▸ **GOAL OF THE EXERCISE**:
For every line in the records below that holds "UMAP", make a copy.

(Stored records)
━━━━━━━━━━━━━━━━━━━━━━━━━━━━━━

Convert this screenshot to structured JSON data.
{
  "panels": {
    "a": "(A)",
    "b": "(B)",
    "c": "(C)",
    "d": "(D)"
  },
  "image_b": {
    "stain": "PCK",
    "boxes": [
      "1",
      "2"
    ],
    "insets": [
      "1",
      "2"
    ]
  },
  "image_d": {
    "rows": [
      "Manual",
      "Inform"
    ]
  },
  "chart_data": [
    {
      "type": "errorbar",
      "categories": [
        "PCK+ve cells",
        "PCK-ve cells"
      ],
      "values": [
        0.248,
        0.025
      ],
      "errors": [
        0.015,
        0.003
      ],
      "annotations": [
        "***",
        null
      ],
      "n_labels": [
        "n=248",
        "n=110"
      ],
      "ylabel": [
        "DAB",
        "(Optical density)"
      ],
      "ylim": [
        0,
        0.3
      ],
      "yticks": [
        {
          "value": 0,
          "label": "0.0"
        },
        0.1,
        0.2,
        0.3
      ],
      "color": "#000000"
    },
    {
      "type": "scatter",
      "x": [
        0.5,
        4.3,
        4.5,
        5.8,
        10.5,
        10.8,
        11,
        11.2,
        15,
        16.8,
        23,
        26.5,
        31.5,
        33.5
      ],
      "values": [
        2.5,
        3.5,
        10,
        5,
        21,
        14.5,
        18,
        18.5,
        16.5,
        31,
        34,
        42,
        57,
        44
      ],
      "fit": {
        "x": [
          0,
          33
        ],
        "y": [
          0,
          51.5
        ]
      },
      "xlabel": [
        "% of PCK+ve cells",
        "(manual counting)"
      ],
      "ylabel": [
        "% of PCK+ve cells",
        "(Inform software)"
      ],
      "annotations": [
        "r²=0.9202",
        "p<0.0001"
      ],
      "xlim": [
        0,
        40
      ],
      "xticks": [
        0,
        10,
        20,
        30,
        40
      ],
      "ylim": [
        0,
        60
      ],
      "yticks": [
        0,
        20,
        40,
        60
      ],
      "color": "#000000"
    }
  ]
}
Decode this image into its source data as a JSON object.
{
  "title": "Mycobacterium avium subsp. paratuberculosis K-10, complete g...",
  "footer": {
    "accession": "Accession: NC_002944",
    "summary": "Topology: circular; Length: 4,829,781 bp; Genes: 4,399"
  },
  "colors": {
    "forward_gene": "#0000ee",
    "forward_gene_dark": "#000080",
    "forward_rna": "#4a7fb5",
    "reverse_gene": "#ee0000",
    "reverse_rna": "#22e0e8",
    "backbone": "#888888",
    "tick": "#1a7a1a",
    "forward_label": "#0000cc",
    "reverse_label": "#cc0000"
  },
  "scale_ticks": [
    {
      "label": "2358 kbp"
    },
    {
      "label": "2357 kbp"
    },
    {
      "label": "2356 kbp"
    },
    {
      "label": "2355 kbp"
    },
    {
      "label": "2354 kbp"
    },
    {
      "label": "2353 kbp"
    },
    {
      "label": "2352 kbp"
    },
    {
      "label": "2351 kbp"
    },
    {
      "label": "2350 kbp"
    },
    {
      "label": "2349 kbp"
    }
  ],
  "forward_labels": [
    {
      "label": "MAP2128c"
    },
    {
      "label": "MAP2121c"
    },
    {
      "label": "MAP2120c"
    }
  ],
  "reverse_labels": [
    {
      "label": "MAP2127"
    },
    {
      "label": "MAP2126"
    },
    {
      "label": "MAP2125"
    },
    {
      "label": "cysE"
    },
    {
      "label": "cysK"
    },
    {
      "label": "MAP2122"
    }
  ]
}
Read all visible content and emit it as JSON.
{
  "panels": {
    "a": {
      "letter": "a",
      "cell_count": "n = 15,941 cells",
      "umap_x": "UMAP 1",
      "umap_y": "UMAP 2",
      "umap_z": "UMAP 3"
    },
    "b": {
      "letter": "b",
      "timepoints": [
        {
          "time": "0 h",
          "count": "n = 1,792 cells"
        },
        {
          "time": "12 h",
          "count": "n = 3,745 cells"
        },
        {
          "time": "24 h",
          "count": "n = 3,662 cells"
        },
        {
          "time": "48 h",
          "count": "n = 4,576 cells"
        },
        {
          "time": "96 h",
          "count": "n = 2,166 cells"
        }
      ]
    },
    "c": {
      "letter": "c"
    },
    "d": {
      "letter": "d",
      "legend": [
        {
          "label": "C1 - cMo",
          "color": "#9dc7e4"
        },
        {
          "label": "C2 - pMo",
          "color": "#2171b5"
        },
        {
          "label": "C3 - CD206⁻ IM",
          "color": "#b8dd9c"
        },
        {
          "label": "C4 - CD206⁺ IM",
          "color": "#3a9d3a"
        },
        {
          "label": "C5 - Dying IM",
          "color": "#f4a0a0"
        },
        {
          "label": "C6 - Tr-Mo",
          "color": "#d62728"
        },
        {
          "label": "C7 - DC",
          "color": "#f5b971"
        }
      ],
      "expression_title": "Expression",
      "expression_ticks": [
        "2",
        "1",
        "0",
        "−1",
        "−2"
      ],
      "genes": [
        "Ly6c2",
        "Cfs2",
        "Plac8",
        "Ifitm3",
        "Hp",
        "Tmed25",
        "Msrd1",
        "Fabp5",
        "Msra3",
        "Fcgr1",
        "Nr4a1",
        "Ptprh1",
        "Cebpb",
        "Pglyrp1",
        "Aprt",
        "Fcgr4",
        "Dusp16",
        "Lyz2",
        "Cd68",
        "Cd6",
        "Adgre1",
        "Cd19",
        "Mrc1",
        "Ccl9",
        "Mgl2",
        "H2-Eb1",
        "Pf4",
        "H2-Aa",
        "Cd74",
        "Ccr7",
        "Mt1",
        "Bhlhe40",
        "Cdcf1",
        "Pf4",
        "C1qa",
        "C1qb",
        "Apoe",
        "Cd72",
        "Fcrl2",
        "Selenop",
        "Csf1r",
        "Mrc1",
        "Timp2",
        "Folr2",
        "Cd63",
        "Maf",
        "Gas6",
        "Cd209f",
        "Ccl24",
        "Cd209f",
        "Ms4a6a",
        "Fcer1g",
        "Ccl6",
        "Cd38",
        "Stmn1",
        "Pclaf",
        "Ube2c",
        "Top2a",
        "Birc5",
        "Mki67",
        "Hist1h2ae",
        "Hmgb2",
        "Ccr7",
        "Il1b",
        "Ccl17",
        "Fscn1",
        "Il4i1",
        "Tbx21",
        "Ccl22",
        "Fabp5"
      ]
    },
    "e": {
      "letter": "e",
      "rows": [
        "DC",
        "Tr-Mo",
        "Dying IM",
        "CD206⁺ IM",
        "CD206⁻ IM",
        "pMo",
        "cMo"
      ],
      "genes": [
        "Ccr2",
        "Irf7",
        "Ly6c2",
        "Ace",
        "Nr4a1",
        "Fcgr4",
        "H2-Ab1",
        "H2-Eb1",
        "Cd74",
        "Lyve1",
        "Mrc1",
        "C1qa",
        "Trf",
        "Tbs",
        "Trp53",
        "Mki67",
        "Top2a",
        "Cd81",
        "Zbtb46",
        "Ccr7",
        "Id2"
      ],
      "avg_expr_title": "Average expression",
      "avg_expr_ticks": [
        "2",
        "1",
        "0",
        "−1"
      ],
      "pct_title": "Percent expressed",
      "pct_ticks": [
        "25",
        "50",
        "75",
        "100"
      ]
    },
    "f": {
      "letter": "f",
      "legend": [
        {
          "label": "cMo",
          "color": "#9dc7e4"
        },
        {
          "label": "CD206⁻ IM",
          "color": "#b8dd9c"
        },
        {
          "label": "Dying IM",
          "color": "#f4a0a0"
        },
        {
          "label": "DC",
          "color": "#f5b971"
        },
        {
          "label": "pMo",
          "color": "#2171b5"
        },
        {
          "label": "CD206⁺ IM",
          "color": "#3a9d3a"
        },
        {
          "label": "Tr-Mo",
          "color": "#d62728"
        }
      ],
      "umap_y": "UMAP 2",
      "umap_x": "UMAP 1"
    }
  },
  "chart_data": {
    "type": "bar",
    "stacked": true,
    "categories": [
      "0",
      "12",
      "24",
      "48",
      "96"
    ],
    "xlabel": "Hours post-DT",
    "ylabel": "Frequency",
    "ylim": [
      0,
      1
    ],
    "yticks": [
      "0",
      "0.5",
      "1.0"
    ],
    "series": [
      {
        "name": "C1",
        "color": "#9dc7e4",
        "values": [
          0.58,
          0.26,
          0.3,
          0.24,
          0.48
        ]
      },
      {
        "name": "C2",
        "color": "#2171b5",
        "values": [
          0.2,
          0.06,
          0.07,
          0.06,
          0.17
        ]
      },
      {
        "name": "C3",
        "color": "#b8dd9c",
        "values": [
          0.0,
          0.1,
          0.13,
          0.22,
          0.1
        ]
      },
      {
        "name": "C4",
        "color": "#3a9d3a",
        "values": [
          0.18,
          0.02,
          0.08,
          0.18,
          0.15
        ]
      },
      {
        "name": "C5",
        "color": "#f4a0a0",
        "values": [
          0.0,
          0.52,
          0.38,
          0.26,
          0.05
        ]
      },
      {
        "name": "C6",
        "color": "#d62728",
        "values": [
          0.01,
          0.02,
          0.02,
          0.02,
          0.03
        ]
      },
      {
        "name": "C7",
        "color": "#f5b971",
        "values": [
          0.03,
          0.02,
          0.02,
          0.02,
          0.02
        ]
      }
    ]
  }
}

━━━━━━━━━━━━━━━━━━━━━━━━━━━━━━

▸ **EXERCISE RESPONSE**:
      "umap_x": "UMAP 1",
      "umap_y": "UMAP 2",
      "umap_z": "UMAP 3"
      "umap_y": "UMAP 2",
      "umap_x": "UMAP 1"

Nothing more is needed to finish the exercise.